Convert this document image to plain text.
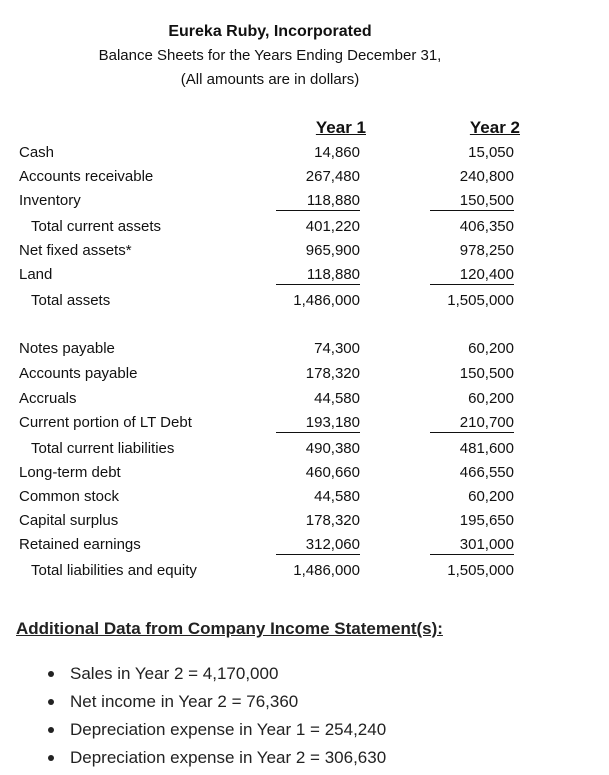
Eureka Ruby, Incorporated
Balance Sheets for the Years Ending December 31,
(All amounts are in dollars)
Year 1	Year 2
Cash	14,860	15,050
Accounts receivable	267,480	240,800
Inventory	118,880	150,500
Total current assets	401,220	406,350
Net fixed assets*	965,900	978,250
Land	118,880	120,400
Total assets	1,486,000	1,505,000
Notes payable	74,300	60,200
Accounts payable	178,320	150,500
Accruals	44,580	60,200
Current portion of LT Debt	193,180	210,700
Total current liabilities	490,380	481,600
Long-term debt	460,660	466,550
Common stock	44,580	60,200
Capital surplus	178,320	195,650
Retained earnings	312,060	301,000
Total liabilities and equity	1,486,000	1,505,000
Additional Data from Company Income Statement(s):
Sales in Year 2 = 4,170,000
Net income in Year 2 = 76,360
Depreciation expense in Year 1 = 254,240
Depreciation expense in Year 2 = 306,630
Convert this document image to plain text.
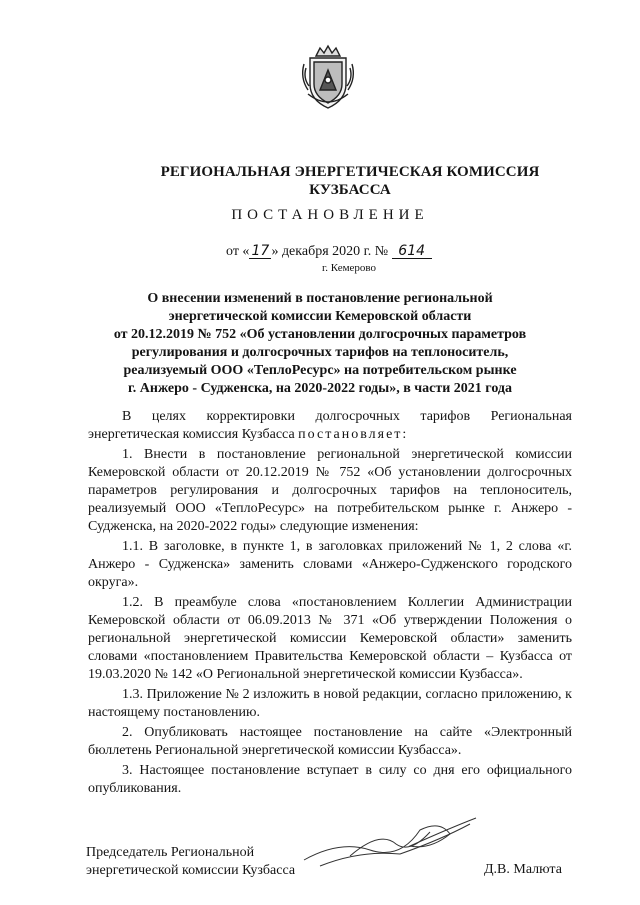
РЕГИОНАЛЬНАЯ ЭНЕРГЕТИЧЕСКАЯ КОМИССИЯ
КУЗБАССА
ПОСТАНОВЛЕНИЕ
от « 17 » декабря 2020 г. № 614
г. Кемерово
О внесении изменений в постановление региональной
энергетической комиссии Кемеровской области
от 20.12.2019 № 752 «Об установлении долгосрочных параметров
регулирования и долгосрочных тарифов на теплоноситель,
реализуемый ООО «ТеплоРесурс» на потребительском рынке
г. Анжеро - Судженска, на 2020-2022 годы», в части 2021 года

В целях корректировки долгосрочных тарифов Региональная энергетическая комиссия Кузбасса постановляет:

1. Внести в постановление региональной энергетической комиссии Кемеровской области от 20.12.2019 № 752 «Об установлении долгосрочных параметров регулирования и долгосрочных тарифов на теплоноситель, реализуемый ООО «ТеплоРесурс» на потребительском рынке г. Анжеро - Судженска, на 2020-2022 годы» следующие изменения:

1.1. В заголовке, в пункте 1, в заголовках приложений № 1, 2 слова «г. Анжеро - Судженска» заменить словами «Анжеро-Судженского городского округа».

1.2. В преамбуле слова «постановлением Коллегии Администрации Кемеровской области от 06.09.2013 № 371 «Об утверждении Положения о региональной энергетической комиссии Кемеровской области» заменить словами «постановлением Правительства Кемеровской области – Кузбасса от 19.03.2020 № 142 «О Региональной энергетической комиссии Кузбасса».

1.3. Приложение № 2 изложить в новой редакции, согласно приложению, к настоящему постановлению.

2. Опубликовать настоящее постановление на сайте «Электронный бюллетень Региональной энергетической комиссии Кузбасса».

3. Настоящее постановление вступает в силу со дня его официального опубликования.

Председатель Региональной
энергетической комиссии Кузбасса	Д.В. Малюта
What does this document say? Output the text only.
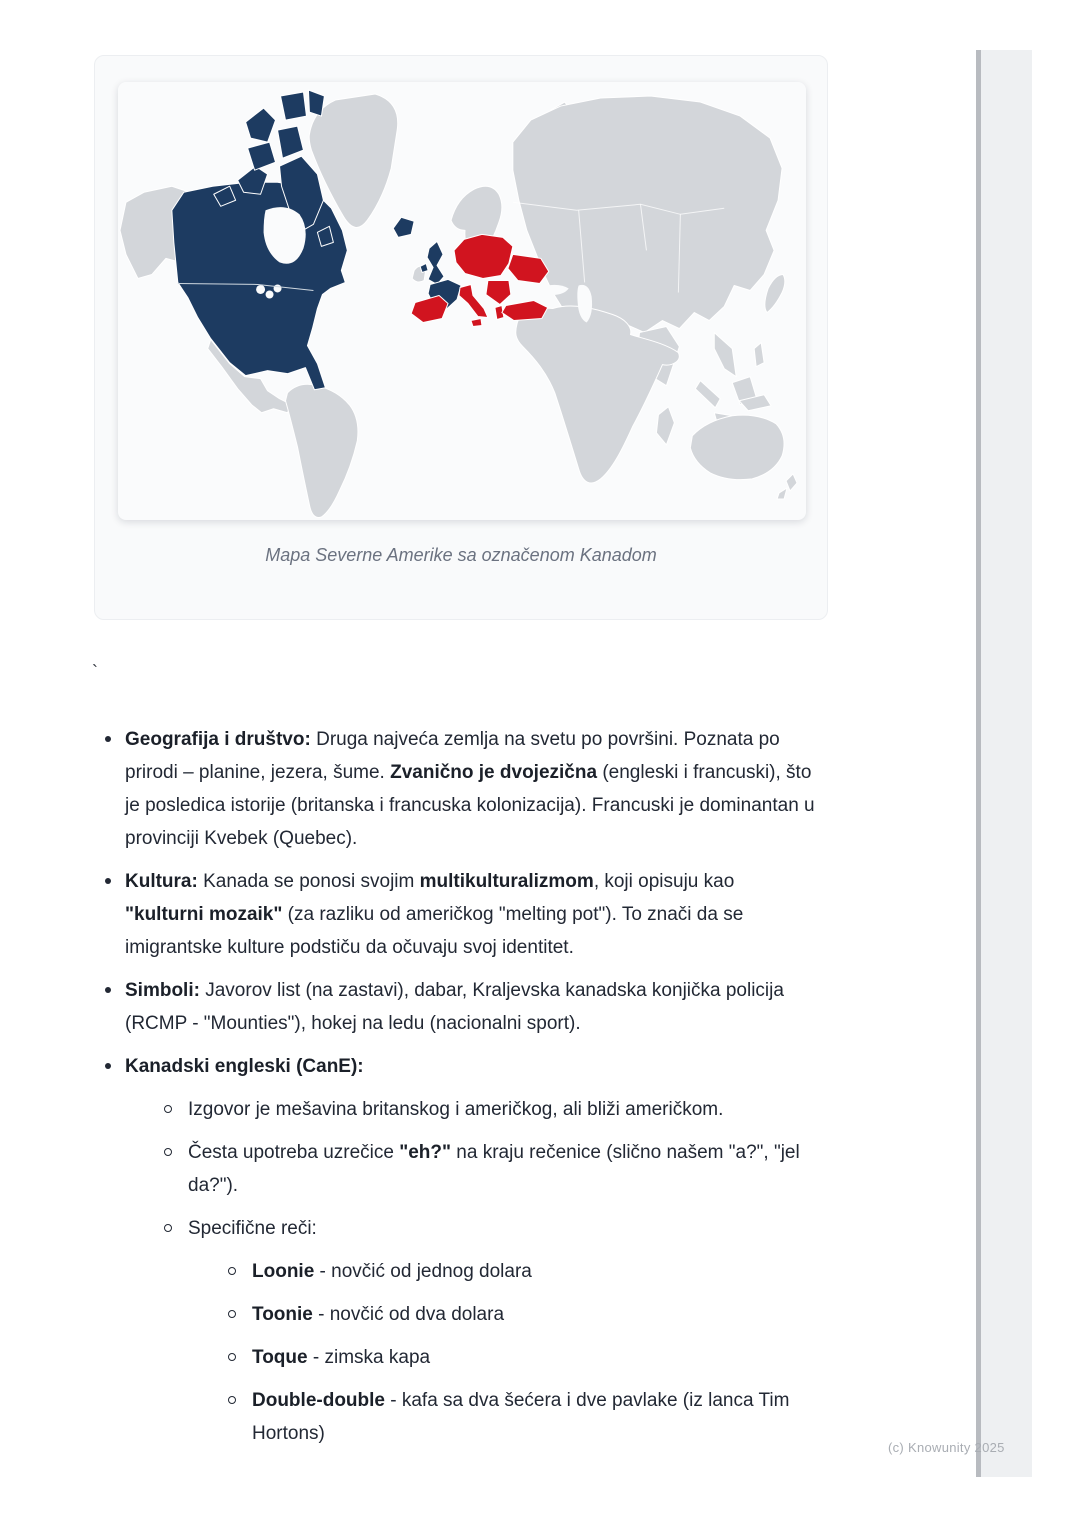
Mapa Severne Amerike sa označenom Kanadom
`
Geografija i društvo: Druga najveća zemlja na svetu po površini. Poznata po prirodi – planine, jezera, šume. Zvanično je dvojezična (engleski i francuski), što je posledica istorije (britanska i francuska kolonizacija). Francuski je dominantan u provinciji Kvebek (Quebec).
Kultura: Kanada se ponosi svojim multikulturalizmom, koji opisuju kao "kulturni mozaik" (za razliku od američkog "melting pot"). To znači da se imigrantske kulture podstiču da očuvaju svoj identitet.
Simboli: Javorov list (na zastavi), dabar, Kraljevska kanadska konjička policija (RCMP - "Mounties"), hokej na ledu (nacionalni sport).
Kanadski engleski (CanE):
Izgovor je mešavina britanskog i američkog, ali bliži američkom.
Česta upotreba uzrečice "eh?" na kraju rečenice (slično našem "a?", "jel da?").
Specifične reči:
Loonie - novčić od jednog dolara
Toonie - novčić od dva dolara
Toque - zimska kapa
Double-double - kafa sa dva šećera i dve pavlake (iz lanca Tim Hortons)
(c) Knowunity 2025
----
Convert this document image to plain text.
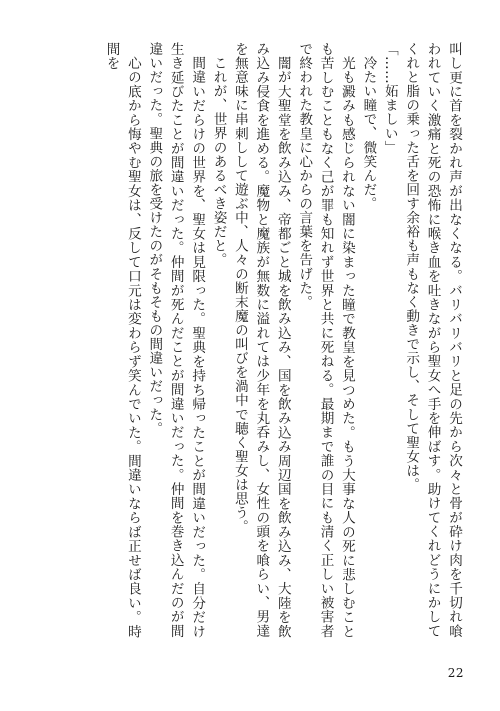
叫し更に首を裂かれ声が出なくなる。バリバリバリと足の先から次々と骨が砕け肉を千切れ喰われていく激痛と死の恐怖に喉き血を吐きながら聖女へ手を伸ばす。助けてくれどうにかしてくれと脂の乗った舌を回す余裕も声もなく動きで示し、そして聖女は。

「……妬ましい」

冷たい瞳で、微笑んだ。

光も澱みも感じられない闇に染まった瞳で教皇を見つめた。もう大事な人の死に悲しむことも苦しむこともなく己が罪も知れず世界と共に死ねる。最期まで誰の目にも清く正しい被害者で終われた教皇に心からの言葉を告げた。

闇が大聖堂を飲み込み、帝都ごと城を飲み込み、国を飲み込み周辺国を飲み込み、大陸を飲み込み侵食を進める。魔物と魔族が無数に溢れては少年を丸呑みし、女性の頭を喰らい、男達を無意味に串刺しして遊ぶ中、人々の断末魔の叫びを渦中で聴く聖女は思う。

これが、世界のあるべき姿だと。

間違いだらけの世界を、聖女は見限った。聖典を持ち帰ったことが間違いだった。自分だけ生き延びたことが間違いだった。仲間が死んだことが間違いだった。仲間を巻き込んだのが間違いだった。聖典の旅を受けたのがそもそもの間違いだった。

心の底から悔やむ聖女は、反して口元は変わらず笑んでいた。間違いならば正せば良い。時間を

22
----
◆ WHAT YOU NEED TO DO ◆
Show the lines where the word "expense" appears in the entries.

◆ COMPLETE ANSWER ◆
Depreciation expense in Year 1 = 254,240
Depreciation expense in Year 2 = 306,630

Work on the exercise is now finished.